Extracted data entries
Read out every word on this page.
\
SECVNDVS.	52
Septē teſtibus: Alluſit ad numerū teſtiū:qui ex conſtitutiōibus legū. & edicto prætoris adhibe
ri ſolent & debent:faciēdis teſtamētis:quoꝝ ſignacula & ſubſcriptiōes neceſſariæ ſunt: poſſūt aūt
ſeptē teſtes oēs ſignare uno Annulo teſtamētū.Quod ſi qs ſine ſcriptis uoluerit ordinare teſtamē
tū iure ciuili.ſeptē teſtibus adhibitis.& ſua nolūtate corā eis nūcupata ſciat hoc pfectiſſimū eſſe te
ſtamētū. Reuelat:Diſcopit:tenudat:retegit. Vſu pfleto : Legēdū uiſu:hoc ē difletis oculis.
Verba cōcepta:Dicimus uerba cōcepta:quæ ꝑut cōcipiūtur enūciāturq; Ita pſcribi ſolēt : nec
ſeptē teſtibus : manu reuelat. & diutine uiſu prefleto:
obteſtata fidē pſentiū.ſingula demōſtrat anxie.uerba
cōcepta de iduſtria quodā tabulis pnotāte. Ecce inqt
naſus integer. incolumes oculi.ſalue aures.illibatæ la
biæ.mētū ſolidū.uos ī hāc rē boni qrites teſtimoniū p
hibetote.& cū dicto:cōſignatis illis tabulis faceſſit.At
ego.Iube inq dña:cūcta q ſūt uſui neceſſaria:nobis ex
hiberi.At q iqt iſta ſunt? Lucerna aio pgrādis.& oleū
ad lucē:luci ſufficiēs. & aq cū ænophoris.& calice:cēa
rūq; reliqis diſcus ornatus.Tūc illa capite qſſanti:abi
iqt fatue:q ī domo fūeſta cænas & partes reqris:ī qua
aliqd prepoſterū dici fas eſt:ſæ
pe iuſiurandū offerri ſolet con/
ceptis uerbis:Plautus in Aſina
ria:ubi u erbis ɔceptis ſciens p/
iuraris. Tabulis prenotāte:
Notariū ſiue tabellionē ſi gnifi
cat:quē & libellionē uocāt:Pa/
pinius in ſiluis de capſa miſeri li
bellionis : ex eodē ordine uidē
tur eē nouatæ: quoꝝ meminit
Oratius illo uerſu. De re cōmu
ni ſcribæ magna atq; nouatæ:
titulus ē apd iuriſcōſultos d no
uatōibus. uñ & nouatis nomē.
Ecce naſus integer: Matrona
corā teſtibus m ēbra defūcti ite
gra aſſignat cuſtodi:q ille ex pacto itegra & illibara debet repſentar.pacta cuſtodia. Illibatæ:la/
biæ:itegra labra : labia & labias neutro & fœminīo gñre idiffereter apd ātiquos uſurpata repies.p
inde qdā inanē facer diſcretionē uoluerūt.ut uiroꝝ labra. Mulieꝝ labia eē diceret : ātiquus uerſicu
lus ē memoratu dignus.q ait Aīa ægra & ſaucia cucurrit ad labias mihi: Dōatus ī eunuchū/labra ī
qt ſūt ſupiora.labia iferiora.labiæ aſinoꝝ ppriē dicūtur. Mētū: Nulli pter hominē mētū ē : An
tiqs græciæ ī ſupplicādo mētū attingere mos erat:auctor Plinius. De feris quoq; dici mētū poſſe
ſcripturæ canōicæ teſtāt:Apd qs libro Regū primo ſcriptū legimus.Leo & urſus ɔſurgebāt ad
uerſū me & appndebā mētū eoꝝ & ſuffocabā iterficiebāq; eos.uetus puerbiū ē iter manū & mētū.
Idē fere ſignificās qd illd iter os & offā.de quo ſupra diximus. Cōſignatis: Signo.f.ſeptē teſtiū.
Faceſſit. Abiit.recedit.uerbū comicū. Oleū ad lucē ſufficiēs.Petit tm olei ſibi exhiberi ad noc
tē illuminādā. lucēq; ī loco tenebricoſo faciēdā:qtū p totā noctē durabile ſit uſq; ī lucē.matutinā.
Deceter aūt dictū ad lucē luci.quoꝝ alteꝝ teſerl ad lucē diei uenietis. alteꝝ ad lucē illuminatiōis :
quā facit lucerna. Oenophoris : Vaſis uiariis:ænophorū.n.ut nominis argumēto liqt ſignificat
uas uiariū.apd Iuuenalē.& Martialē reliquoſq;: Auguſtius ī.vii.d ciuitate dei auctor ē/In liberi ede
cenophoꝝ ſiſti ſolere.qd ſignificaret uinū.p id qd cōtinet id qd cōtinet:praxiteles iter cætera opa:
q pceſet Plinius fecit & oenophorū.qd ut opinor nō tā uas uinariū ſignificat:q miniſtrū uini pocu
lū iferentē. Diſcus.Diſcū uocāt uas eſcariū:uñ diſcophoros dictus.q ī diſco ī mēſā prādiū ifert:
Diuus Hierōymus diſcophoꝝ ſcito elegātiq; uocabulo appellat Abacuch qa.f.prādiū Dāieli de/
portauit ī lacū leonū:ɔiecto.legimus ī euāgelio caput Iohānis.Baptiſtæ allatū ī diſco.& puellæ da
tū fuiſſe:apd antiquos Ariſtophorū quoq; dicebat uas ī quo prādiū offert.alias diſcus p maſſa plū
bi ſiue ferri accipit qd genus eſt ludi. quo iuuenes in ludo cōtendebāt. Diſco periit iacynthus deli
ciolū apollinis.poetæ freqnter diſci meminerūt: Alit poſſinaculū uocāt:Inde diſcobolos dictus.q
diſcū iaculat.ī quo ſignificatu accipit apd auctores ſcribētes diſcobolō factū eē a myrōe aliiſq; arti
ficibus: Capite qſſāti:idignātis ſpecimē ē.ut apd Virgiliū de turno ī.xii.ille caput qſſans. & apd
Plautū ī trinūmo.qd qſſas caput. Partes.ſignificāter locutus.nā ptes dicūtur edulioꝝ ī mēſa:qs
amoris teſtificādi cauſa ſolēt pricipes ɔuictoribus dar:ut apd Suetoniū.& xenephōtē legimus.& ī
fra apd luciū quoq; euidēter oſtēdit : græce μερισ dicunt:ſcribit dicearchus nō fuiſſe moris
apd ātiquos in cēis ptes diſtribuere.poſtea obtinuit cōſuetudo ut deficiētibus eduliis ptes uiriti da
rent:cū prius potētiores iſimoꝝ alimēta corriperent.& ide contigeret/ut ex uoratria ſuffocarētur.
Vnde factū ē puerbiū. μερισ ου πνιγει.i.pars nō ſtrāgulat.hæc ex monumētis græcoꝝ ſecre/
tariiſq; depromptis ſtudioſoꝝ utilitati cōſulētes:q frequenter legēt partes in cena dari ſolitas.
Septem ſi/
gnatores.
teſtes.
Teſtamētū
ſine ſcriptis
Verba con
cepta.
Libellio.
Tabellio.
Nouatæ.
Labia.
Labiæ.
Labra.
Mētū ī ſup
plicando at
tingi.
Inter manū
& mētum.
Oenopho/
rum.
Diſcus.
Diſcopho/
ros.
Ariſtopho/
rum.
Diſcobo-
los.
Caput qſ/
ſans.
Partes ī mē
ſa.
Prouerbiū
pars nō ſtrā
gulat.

Given instruction: Show each line holding the word "Verba".

Response below:
Verba cōcepta:Dicimus uerba cōcepta:quæ ꝑut cōcipiūtur enūciāturq; Ita pſcribi ſolēt : nec
Verba con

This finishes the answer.